> **Aim**: Transcribe all the records exactly and omit any images they hold.

> **Data supplied**:
|---|

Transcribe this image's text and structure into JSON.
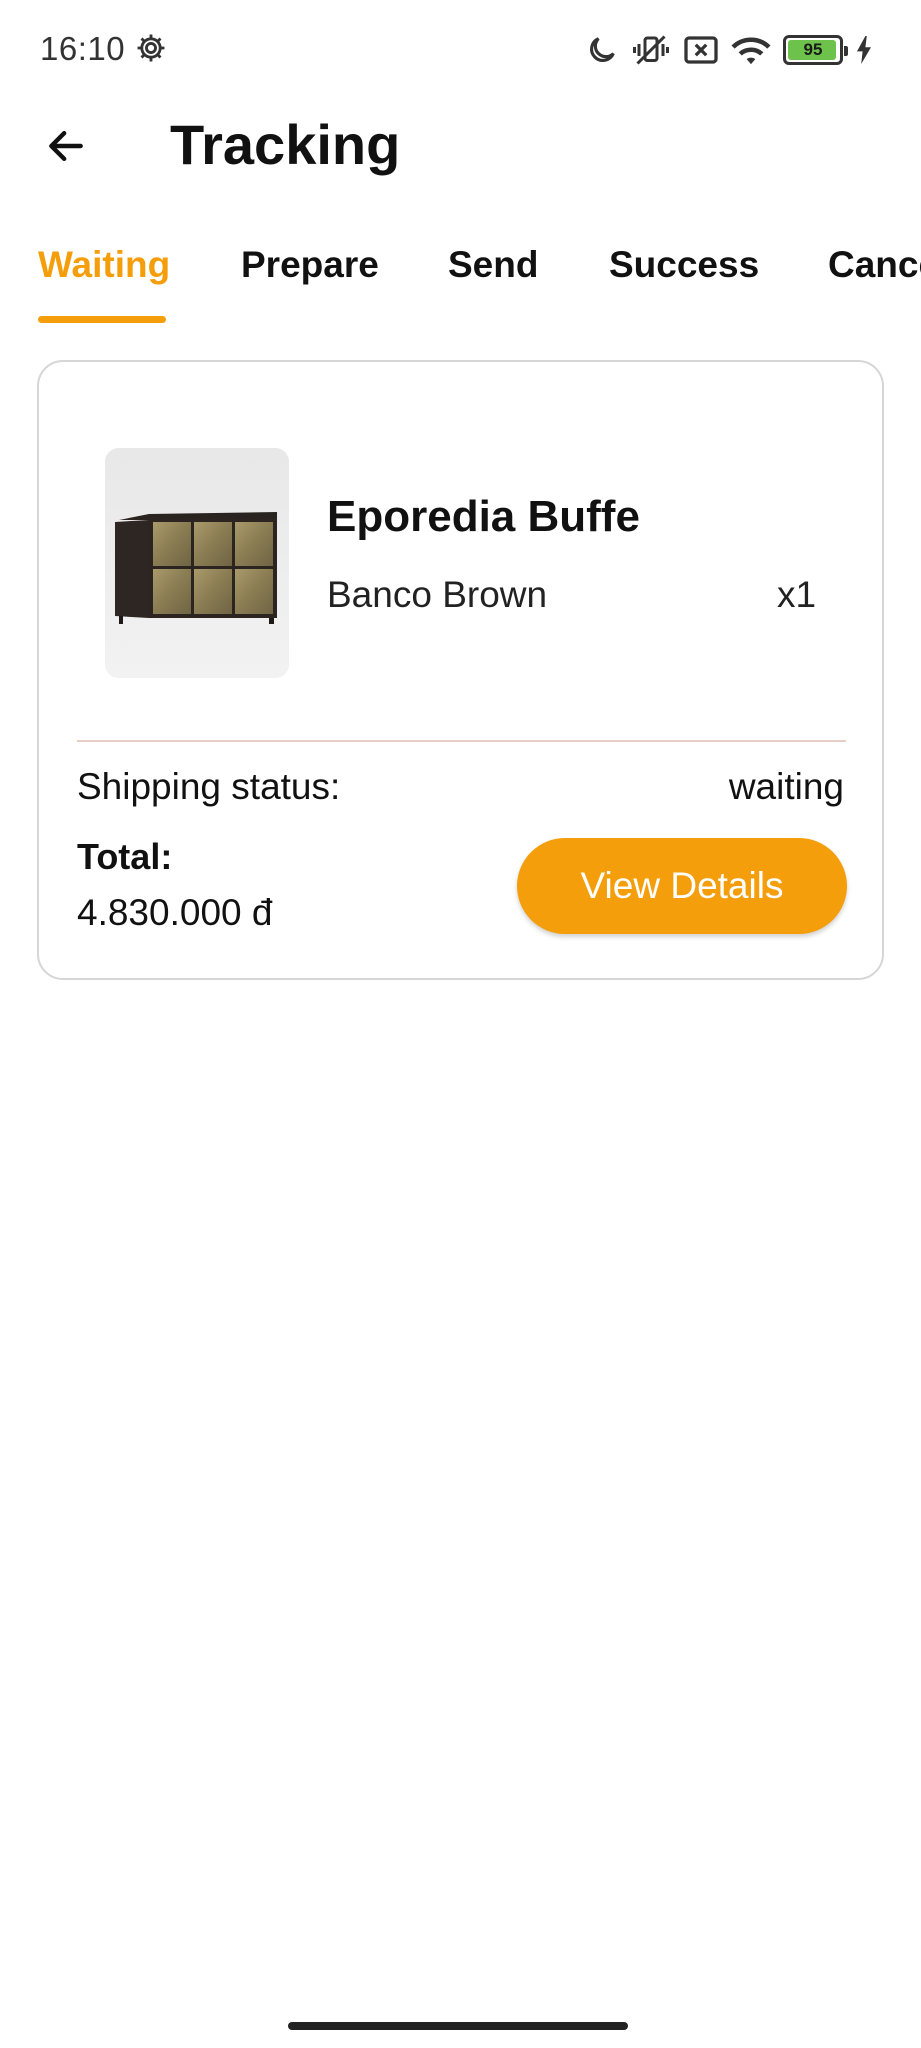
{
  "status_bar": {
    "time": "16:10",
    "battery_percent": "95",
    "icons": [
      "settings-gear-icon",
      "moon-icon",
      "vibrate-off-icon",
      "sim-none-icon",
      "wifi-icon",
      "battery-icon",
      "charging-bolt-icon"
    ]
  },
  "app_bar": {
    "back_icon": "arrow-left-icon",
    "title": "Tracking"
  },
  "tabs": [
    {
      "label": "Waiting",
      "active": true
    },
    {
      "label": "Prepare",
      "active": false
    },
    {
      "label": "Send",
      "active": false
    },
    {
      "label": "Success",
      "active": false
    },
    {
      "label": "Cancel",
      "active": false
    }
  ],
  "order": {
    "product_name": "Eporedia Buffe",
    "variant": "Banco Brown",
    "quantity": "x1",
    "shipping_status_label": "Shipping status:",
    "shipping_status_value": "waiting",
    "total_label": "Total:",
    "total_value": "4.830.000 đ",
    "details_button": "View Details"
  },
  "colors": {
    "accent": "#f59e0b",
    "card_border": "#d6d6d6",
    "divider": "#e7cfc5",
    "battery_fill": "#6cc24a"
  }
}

|---|

> **Answer for this exercise**:
Transcribe this image's text and structure into JSON.
{
  "status_bar": {
    "time": "16:10",
    "battery_percent": "95",
    "icons": [
      "settings-gear-icon",
      "moon-icon",
      "vibrate-off-icon",
      "sim-none-icon",
      "wifi-icon",
      "battery-icon",
      "charging-bolt-icon"
    ]
  },
  "app_bar": {
    "back_icon": "arrow-left-icon",
    "title": "Tracking"
  },
  "tabs": [
    {
      "label": "Waiting",
      "active": true
    },
    {
      "label": "Prepare",
      "active": false
    },
    {
      "label": "Send",
      "active": false
    },
    {
      "label": "Success",
      "active": false
    },
    {
      "label": "Cancel",
      "active": false
    }
  ],
  "order": {
    "product_name": "Eporedia Buffe",
    "variant": "Banco Brown",
    "quantity": "x1",
    "shipping_status_label": "Shipping status:",
    "shipping_status_value": "waiting",
    "total_label": "Total:",
    "total_value": "4.830.000 đ",
    "details_button": "View Details"
  },
  "colors": {
    "accent": "#f59e0b",
    "card_border": "#d6d6d6",
    "divider": "#e7cfc5",
    "battery_fill": "#6cc24a"
  }
}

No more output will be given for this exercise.